- THE PROBLEM
Could you retype every line of the data underneath without altering anything?

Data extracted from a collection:

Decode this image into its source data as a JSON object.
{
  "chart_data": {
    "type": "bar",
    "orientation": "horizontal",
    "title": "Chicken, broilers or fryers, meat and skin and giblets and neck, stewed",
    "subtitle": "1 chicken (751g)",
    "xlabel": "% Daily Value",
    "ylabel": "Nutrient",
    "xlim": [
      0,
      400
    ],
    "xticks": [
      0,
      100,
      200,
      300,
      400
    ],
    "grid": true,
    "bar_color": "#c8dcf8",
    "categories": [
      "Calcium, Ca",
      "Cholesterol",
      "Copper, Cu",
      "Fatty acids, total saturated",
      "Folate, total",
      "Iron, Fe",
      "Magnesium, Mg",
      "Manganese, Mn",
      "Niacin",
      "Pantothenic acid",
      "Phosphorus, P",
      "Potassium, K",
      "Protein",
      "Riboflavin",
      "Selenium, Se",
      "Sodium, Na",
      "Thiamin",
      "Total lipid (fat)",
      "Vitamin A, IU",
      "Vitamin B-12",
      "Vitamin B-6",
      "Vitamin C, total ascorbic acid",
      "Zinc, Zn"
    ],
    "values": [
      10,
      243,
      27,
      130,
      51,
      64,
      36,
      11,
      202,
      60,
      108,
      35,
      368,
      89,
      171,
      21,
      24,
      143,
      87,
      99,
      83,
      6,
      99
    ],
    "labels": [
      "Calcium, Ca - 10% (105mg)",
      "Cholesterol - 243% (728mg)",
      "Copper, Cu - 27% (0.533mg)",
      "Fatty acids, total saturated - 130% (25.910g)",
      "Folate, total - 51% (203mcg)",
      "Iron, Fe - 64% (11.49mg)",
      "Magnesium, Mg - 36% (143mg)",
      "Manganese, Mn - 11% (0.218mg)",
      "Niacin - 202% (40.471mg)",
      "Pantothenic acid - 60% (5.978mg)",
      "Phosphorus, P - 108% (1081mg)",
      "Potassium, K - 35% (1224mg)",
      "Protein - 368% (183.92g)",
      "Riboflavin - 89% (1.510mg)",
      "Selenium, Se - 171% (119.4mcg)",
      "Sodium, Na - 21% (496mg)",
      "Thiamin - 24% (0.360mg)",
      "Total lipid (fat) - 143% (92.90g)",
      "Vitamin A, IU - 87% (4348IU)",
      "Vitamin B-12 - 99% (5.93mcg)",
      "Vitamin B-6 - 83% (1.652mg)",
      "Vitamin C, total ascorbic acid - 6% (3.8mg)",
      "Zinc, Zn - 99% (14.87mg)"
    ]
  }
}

- ANSWER BOX
Decode this image into its source data as a JSON object.
{
  "chart_data": {
    "type": "bar",
    "orientation": "horizontal",
    "title": "Chicken, broilers or fryers, meat and skin and giblets and neck, stewed",
    "subtitle": "1 chicken (751g)",
    "xlabel": "% Daily Value",
    "ylabel": "Nutrient",
    "xlim": [
      0,
      400
    ],
    "xticks": [
      0,
      100,
      200,
      300,
      400
    ],
    "grid": true,
    "bar_color": "#c8dcf8",
    "categories": [
      "Calcium, Ca",
      "Cholesterol",
      "Copper, Cu",
      "Fatty acids, total saturated",
      "Folate, total",
      "Iron, Fe",
      "Magnesium, Mg",
      "Manganese, Mn",
      "Niacin",
      "Pantothenic acid",
      "Phosphorus, P",
      "Potassium, K",
      "Protein",
      "Riboflavin",
      "Selenium, Se",
      "Sodium, Na",
      "Thiamin",
      "Total lipid (fat)",
      "Vitamin A, IU",
      "Vitamin B-12",
      "Vitamin B-6",
      "Vitamin C, total ascorbic acid",
      "Zinc, Zn"
    ],
    "values": [
      10,
      243,
      27,
      130,
      51,
      64,
      36,
      11,
      202,
      60,
      108,
      35,
      368,
      89,
      171,
      21,
      24,
      143,
      87,
      99,
      83,
      6,
      99
    ],
    "labels": [
      "Calcium, Ca - 10% (105mg)",
      "Cholesterol - 243% (728mg)",
      "Copper, Cu - 27% (0.533mg)",
      "Fatty acids, total saturated - 130% (25.910g)",
      "Folate, total - 51% (203mcg)",
      "Iron, Fe - 64% (11.49mg)",
      "Magnesium, Mg - 36% (143mg)",
      "Manganese, Mn - 11% (0.218mg)",
      "Niacin - 202% (40.471mg)",
      "Pantothenic acid - 60% (5.978mg)",
      "Phosphorus, P - 108% (1081mg)",
      "Potassium, K - 35% (1224mg)",
      "Protein - 368% (183.92g)",
      "Riboflavin - 89% (1.510mg)",
      "Selenium, Se - 171% (119.4mcg)",
      "Sodium, Na - 21% (496mg)",
      "Thiamin - 24% (0.360mg)",
      "Total lipid (fat) - 143% (92.90g)",
      "Vitamin A, IU - 87% (4348IU)",
      "Vitamin B-12 - 99% (5.93mcg)",
      "Vitamin B-6 - 83% (1.652mg)",
      "Vitamin C, total ascorbic acid - 6% (3.8mg)",
      "Zinc, Zn - 99% (14.87mg)"
    ]
  }
}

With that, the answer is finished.